## Short exercise:
In the listing below, locate the lines that hold "than" and copy them.

## Exercise data:
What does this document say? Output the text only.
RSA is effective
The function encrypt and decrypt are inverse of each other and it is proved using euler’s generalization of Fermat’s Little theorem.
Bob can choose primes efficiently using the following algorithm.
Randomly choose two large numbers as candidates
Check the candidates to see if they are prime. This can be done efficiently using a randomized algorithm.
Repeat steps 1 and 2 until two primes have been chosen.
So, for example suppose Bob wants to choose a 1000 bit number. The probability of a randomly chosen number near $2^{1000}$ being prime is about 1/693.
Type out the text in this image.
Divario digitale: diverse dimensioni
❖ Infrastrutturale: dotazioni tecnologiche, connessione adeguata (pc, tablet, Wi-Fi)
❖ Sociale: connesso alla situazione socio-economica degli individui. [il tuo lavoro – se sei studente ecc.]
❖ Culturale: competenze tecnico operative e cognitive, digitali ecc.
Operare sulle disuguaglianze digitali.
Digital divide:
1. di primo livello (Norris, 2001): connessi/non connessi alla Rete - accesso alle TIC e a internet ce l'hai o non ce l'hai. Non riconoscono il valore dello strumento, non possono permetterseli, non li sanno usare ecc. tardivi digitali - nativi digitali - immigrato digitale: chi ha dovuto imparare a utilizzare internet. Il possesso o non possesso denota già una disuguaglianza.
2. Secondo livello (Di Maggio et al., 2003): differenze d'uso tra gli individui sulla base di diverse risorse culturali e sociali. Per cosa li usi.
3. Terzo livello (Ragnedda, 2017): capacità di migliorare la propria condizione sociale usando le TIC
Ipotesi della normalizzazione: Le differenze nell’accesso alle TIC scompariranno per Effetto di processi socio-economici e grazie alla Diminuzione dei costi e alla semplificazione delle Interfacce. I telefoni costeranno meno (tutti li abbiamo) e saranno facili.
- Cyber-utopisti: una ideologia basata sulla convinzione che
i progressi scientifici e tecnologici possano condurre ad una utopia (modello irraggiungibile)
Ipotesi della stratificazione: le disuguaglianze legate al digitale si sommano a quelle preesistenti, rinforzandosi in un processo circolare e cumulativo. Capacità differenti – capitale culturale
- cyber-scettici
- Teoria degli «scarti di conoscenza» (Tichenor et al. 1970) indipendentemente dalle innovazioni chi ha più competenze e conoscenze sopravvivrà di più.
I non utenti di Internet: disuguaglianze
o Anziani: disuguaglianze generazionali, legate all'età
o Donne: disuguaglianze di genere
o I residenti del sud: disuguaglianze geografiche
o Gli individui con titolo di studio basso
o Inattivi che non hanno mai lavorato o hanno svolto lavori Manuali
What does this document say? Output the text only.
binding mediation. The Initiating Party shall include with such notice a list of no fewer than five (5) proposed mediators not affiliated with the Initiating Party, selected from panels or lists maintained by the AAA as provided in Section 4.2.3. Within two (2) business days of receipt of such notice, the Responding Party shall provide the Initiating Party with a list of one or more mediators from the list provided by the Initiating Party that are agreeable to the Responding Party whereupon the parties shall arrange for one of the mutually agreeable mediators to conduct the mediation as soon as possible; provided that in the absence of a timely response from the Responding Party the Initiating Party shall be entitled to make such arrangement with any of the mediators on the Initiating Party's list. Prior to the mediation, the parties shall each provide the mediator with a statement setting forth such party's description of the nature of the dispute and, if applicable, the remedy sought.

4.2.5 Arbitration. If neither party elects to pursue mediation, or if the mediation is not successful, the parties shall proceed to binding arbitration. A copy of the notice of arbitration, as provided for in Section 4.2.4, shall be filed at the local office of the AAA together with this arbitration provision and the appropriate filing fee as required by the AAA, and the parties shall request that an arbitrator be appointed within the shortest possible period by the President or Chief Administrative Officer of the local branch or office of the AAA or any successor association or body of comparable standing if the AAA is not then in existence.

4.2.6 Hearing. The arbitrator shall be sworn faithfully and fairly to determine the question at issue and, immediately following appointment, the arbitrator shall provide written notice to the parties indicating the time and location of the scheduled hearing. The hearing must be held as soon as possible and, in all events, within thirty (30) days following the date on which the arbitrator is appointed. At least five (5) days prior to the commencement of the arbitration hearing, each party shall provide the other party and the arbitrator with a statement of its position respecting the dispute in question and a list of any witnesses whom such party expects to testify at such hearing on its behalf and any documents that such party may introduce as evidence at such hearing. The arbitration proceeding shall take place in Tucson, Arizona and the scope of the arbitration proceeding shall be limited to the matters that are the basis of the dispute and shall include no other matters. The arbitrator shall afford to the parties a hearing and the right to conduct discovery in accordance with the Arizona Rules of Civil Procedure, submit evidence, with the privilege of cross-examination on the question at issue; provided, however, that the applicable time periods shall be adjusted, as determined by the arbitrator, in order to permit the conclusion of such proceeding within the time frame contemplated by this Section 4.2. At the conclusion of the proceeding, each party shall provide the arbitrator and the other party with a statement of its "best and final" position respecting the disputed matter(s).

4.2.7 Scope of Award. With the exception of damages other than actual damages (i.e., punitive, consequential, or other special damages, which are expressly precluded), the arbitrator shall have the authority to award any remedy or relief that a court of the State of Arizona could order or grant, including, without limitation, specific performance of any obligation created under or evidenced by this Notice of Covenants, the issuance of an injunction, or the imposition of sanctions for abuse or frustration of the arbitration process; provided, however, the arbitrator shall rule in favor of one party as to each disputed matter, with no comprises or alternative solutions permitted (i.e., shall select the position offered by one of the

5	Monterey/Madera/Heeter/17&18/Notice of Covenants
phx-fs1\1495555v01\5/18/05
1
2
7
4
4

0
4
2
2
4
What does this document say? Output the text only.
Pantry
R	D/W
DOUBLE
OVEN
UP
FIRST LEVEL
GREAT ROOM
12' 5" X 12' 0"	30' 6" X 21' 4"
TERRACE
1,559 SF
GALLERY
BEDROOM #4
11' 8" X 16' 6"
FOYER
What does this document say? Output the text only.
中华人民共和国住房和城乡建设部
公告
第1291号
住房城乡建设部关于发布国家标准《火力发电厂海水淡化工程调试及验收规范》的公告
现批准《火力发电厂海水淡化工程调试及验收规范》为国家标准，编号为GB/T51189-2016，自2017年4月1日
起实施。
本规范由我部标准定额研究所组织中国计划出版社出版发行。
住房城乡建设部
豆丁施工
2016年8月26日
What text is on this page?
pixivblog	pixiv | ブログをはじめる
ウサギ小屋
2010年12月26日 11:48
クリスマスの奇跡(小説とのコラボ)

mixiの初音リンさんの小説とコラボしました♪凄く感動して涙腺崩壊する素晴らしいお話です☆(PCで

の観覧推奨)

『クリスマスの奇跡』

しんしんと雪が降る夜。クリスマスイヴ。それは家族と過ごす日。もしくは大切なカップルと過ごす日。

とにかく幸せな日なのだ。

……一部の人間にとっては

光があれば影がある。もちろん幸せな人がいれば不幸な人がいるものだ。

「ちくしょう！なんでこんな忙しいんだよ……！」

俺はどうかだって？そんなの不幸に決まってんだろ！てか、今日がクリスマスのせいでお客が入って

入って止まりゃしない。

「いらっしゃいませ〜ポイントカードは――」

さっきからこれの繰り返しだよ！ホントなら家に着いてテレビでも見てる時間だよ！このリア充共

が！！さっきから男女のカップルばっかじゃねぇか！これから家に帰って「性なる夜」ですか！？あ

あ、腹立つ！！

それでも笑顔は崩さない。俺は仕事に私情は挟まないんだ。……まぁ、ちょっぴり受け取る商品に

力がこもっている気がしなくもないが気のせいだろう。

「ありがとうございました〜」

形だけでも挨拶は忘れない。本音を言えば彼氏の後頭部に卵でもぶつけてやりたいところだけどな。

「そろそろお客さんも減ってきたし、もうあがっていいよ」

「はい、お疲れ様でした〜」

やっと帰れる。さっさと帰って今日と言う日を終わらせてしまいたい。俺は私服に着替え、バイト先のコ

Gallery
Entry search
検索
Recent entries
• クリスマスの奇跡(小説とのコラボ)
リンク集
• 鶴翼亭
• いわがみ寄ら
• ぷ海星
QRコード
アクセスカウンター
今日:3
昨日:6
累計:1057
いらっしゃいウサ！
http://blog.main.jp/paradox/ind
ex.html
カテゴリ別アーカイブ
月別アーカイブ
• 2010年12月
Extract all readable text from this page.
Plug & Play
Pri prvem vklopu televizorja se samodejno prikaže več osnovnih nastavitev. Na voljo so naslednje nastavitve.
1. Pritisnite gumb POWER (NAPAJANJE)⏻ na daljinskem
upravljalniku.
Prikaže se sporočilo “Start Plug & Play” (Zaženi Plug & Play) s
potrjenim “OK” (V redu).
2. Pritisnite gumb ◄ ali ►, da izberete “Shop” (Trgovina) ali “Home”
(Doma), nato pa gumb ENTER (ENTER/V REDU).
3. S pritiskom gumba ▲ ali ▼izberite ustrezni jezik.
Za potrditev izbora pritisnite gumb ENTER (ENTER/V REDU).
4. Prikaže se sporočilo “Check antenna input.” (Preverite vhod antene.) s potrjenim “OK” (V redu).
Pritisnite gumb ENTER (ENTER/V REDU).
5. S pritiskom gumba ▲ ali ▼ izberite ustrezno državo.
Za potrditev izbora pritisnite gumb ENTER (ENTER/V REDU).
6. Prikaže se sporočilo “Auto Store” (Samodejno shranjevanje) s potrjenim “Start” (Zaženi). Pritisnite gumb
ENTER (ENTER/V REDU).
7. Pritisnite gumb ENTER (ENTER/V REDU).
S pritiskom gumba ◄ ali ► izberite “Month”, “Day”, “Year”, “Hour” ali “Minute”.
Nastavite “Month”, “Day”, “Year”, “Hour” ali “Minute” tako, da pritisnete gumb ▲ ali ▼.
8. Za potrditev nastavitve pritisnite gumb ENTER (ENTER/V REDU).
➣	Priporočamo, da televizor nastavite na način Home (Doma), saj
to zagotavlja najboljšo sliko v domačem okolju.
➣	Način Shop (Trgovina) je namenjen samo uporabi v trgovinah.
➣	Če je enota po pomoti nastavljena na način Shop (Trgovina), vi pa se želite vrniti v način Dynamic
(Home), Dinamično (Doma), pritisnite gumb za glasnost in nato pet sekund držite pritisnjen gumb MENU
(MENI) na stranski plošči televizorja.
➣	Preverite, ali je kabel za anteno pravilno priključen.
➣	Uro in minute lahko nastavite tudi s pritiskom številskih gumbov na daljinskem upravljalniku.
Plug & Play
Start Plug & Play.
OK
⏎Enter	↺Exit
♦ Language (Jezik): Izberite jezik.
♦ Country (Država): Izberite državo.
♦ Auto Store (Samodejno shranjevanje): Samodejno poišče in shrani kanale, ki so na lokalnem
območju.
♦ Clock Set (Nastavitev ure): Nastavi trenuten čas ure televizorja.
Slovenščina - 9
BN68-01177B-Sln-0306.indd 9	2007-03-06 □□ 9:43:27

## Result:
binding mediation. The Initiating Party shall include with such notice a list of no fewer than five (5) proposed mediators not affiliated with the Initiating Party, selected from panels or lists maintained by the AAA as provided in Section 4.2.3. Within two (2) business days of receipt of such notice, the Responding Party shall provide the Initiating Party with a list of one or more mediators from the list provided by the Initiating Party that are agreeable to the Responding Party whereupon the parties shall arrange for one of the mutually agreeable mediators to conduct the mediation as soon as possible; provided that in the absence of a timely response from the Responding Party the Initiating Party shall be entitled to make such arrangement with any of the mediators on the Initiating Party's list. Prior to the mediation, the parties shall each provide the mediator with a statement setting forth such party's description of the nature of the dispute and, if applicable, the remedy sought.
4.2.7 Scope of Award. With the exception of damages other than actual damages (i.e., punitive, consequential, or other special damages, which are expressly precluded), the arbitrator shall have the authority to award any remedy or relief that a court of the State of Arizona could order or grant, including, without limitation, specific performance of any obligation created under or evidenced by this Notice of Covenants, the issuance of an injunction, or the imposition of sanctions for abuse or frustration of the arbitration process; provided, however, the arbitrator shall rule in favor of one party as to each disputed matter, with no comprises or alternative solutions permitted (i.e., shall select the position offered by one of the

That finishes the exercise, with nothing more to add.